COMPITI >>
**a.** Riduci a un elenco puntato il paragrafo dell'estratto su Pio Monti e Alighiero Boetti che inizia con "A Roma, i galleristi di quella splendida stagione", conservandone i fatti principali.
**b.** Riprendi l'estratto su Pio Monti e Alighiero Boetti e proseguilo a partire dalla sua ultima frase.

ESTRATTO DELLA FONTE >>
Pio Monti e Alighiero Boetti

Come si fa, a dire perché un gallerista è importante?

A Roma, nelle situazioni con cui il mercato ha dovuto confrontarsi da sempre, i galleristi che hanno fatto la storia della città, meriterebbero tutti, indistintamente, il Palmarès. Erano loro i veri “curatori” delle mostre, i compagni di strada e i sostenitori degli artisti – anche nella vita privata – dimentichi di qualsiasi riscontro di mercato, poiché la posta in gioco era una rivoluzione esistenziale e di costume che non poteva prescindere anche dalla rivoluzione nei rapporti tra produzione e consumo, quelli cui, persino l’arte d’avanguardia, cessato il momento d’urto, non era riuscita a sottrarsi.

A Roma, i galleristi di quella splendida stagione erano quattro, Plinio De Martiis, Gian Tommaso Liverani, Fabio Sargentini e, appena arrivato da Torino, nel 1971, Gian Enzo Sperone. Giunto a Roma dalle originarie Marche, alla metà degli anni Settanta, a loro si affiancò subito Pio Monti, con un inizio dal forte azzardo strategico. Come lui originario delle Marche, Gino De Dominicis proprio in quel momento stava maturando una di quelle svolte chiave, capaci di far fare il classico salto quantico a nuove concezioni della realtà e dell’arte. Dopo aver già dato prova della sua genialità con le mostre a L’Attico di Fabio Sargentini e con lo scandalo della Biennale veneziana del 1972, che gli era valso un processo – ma anche tanto successo e clamore per aver esposto il giovane Paolo Rosa, affetto dalla sindrome di Down – a rappresentare la propria concezione sull’immortalità dell’arte – De Dominicis aveva in mente qualcosa di molto speciale.

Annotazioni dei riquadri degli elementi
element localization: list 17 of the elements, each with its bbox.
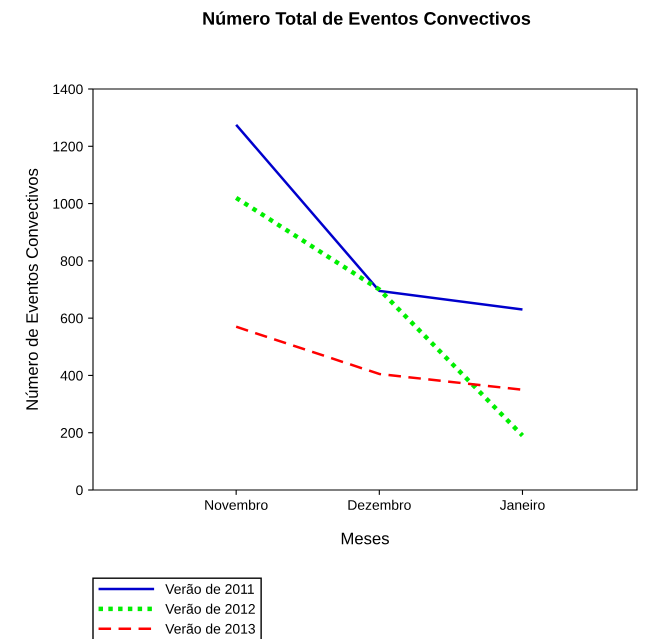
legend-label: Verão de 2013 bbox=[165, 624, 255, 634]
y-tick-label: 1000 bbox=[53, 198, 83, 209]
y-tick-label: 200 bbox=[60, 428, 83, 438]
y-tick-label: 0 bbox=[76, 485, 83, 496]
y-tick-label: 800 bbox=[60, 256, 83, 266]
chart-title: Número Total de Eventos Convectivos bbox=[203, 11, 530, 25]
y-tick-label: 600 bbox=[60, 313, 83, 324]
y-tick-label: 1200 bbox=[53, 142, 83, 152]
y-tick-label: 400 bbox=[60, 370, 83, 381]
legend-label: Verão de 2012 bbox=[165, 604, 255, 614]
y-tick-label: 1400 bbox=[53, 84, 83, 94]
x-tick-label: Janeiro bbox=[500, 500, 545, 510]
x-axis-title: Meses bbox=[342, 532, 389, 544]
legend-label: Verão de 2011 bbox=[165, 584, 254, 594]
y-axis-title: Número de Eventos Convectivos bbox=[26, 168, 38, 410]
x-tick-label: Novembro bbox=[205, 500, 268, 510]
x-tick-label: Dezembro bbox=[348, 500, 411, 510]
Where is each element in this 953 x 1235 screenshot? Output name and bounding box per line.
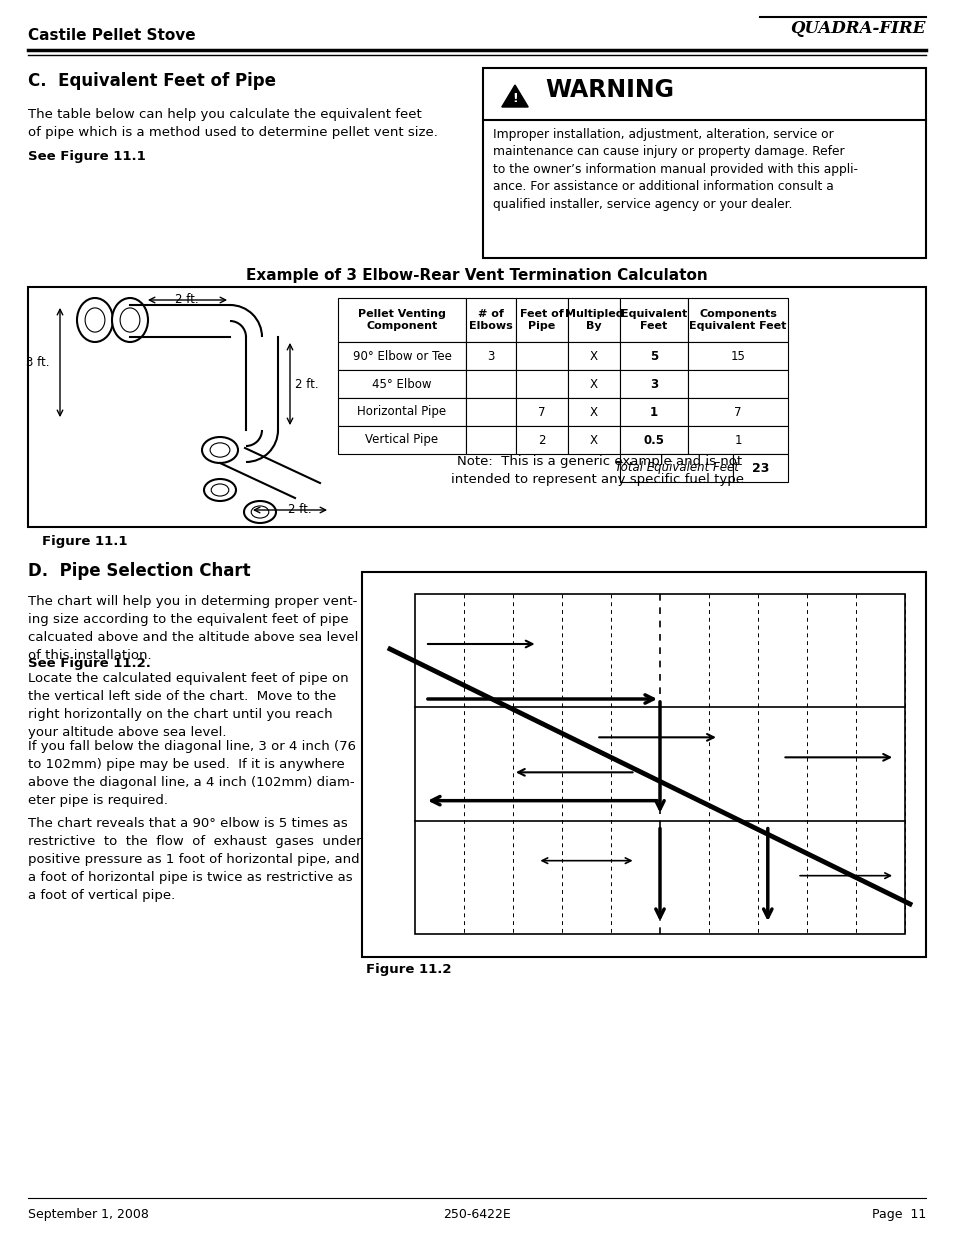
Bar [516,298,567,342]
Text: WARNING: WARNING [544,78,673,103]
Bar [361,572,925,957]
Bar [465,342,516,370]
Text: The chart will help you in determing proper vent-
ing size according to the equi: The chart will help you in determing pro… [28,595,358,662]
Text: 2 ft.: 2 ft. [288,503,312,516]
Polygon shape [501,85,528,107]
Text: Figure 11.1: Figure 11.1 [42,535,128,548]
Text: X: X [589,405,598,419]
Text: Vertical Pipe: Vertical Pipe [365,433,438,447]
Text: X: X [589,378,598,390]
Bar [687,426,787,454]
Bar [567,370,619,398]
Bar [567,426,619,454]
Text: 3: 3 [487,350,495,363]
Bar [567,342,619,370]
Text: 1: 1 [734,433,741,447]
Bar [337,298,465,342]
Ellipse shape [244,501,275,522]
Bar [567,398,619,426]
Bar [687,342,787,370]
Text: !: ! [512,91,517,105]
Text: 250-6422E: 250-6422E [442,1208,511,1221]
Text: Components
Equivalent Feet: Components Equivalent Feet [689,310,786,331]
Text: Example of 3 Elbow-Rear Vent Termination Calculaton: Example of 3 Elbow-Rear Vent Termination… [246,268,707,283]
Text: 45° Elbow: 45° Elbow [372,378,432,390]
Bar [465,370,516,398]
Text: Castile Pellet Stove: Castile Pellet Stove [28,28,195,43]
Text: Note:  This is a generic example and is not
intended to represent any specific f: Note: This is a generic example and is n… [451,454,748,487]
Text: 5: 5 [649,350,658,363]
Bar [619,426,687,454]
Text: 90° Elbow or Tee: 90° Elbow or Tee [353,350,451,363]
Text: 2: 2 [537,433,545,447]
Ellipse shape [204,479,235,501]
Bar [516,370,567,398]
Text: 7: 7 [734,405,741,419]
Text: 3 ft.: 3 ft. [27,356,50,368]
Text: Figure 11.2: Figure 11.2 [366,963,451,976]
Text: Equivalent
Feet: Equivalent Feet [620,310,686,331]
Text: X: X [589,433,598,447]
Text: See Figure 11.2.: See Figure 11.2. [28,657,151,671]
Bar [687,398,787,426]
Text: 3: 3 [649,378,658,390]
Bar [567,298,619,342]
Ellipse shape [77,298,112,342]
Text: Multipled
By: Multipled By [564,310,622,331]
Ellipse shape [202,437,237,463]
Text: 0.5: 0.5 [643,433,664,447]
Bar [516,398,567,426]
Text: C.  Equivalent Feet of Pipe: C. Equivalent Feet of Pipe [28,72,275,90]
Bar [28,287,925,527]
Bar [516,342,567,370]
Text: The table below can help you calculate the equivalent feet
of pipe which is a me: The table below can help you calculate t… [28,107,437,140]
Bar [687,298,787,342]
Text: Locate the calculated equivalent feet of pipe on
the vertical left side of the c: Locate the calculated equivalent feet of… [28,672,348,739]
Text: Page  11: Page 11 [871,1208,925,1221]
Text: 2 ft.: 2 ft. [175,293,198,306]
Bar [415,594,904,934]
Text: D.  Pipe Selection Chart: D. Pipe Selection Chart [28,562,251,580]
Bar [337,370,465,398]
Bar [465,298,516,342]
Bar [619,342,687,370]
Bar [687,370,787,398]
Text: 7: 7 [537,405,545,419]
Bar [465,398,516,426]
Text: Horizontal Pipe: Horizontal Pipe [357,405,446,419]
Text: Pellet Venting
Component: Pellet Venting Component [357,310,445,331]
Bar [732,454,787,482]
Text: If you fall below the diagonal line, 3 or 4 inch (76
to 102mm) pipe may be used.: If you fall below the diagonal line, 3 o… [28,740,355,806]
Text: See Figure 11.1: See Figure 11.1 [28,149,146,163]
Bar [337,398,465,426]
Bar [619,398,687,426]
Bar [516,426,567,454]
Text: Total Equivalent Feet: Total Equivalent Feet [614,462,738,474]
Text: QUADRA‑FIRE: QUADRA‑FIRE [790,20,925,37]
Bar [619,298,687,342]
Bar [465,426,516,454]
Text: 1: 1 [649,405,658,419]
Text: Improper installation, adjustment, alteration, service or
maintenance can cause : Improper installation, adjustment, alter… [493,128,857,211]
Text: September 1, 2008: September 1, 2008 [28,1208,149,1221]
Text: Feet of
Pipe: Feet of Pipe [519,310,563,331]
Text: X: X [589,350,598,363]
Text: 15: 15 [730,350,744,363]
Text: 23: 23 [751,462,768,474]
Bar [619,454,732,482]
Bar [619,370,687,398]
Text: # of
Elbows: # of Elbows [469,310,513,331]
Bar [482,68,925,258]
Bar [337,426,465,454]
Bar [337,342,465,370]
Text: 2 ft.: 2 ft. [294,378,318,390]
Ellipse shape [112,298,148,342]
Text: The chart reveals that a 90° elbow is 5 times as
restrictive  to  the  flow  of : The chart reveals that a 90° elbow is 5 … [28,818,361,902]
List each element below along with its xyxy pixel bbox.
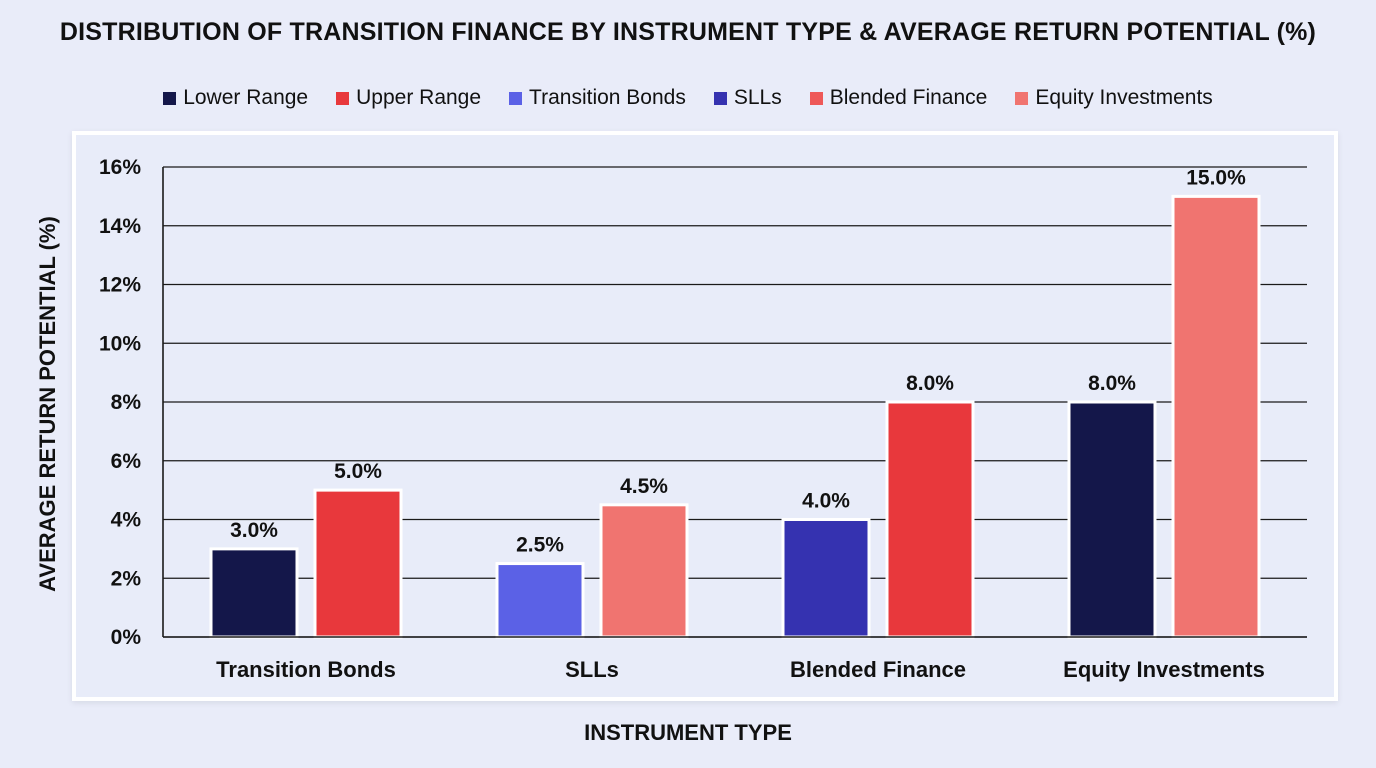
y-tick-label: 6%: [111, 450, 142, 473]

RISPOSTE >>
**a.**
- In quella stagione a Roma i galleristi erano quattro: Plinio De Martiis, Gian Tommaso Liverani, Fabio Sargentini e Gian Enzo Sperone, arrivato da Torino nel 1971.
- Alla metà degli anni Settanta si affiancò a loro Pio Monti, giunto dalle Marche, con un inizio dal forte azzardo strategico.
- Gino De Dominicis, anche lui originario delle Marche, stava maturando proprio allora una svolta chiave.
- De Dominicis aveva già esposto a L'Attico di Fabio Sargentini.
- Alla Biennale di Venezia del 1972 aveva esposto il giovane Paolo Rosa per rappresentare la sua concezione sull'immortalità dell'arte. Lo scandalo che ne seguì gli valse un processo, ma anche successo e clamore.
- Aveva in mente qualcosa di molto speciale.

**b.**
Michelangelo Pistoletto e Pio Monti, 1969

Si trattava di realizzare nello stesso luogo – la galleria di via Principessa Clotilde di Pio Monti appunto – a un passo dal cuore della vita artistica romana che si svolgeva allora intorno a piazza del Popolo, la stessa identica mostra, con gli stessi oggetti – un’enorme pietra, un’asta in bilico, due vasetti rappresentanti l’Ubiquità e una piramide “invisibile” – nella stessa identica posizione, nello stesso giorno e alla stessa ora – ma un anno dopo – per dar prova della facoltà dell’arte di sospendere e annullare il tempo. Pio Monti lo assecondò semplicemente, impegnandosi tuttavia sino al punto di sostituire la maniglia di una porta che era stata modificata, perché tutto risultasse perfettamente identico al visitatore che, invitato per la seconda volta, si sarebbe trovato davanti alla stessa mostra e non avrebbe potuto fare a meno di cominciare a interrogarsi.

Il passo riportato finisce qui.